Records for the exercise —
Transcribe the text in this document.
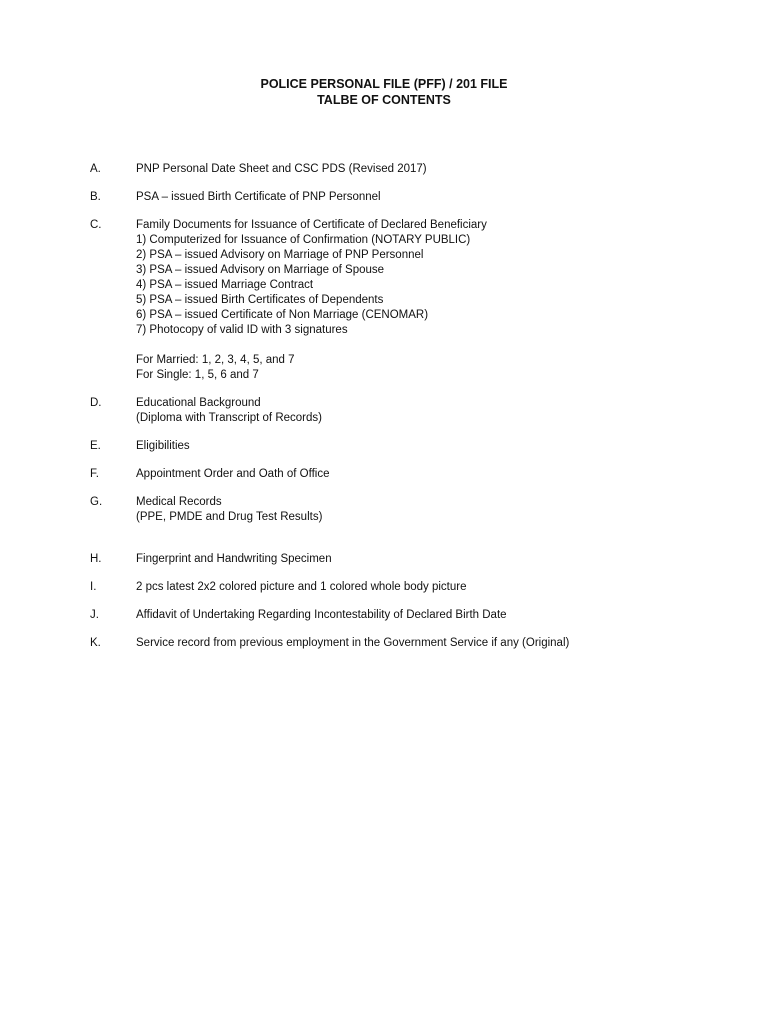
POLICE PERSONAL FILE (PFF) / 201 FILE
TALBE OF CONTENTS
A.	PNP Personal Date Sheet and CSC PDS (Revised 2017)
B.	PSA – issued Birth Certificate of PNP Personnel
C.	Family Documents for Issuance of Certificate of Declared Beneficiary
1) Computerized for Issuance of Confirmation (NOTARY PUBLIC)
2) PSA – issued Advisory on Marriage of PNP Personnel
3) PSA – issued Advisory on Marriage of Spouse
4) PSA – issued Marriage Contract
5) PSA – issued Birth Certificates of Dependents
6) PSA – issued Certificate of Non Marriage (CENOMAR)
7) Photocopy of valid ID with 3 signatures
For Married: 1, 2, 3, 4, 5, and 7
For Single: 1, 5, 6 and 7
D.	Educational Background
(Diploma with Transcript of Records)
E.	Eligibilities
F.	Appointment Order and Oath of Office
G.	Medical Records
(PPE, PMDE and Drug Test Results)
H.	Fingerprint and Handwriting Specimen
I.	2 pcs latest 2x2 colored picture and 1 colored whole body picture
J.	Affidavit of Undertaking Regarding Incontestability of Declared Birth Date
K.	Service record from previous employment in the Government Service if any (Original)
==
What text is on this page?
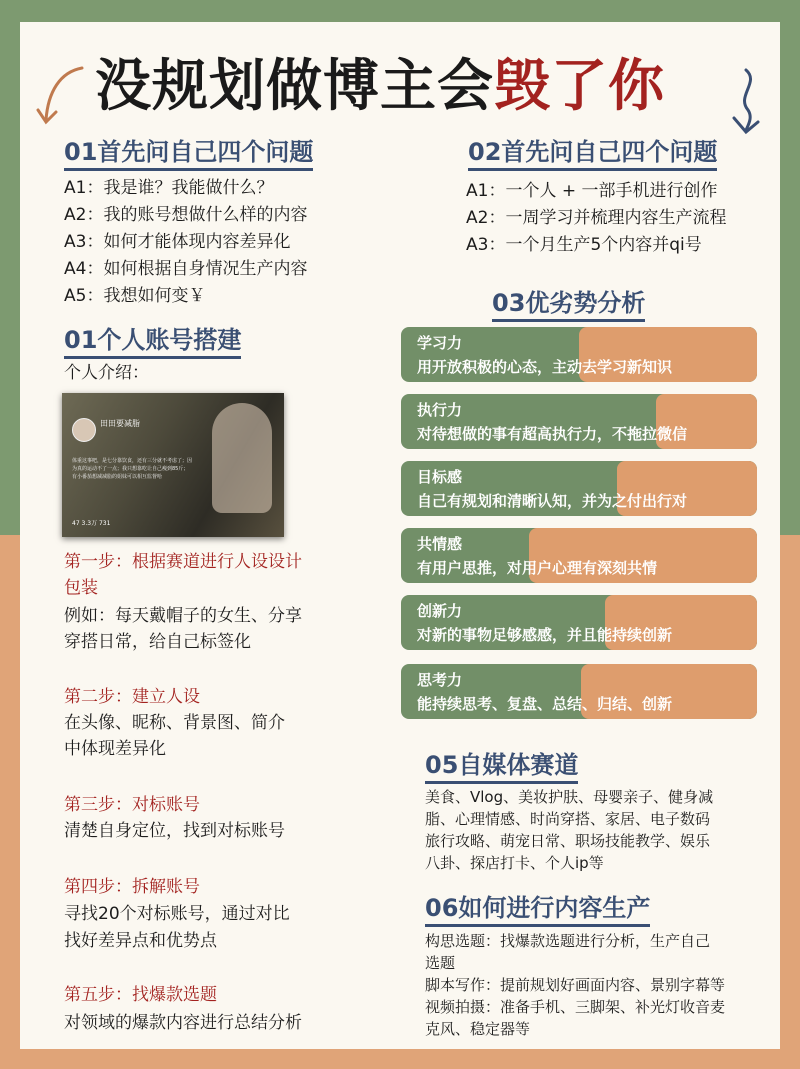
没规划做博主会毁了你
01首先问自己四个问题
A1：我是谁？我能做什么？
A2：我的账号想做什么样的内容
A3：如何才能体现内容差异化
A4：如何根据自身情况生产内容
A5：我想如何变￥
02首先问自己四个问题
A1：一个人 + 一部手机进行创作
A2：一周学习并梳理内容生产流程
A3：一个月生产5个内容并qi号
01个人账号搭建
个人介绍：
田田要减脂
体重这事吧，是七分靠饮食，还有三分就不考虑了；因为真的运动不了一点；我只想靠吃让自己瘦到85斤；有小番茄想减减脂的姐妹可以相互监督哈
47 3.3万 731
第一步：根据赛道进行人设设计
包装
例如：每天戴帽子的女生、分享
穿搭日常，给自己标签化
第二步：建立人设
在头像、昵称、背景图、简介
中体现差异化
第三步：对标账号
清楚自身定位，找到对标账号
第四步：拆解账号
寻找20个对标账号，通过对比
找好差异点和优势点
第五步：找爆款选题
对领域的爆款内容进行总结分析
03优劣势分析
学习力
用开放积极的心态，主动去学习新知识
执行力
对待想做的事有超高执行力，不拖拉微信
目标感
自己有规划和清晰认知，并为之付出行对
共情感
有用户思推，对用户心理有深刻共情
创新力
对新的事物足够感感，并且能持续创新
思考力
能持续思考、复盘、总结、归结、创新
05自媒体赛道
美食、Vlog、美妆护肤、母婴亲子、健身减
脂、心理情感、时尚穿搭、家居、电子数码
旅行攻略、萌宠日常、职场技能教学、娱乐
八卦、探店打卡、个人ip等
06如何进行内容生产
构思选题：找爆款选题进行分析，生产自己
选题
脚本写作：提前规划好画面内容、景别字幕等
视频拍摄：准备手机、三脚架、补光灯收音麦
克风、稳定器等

Task to carry out —
From the data, collect all lines where the string "Issuance" appears.

Exercise result —
C.	Family Documents for Issuance of Certificate of Declared Beneficiary
1) Computerized for Issuance of Confirmation (NOTARY PUBLIC)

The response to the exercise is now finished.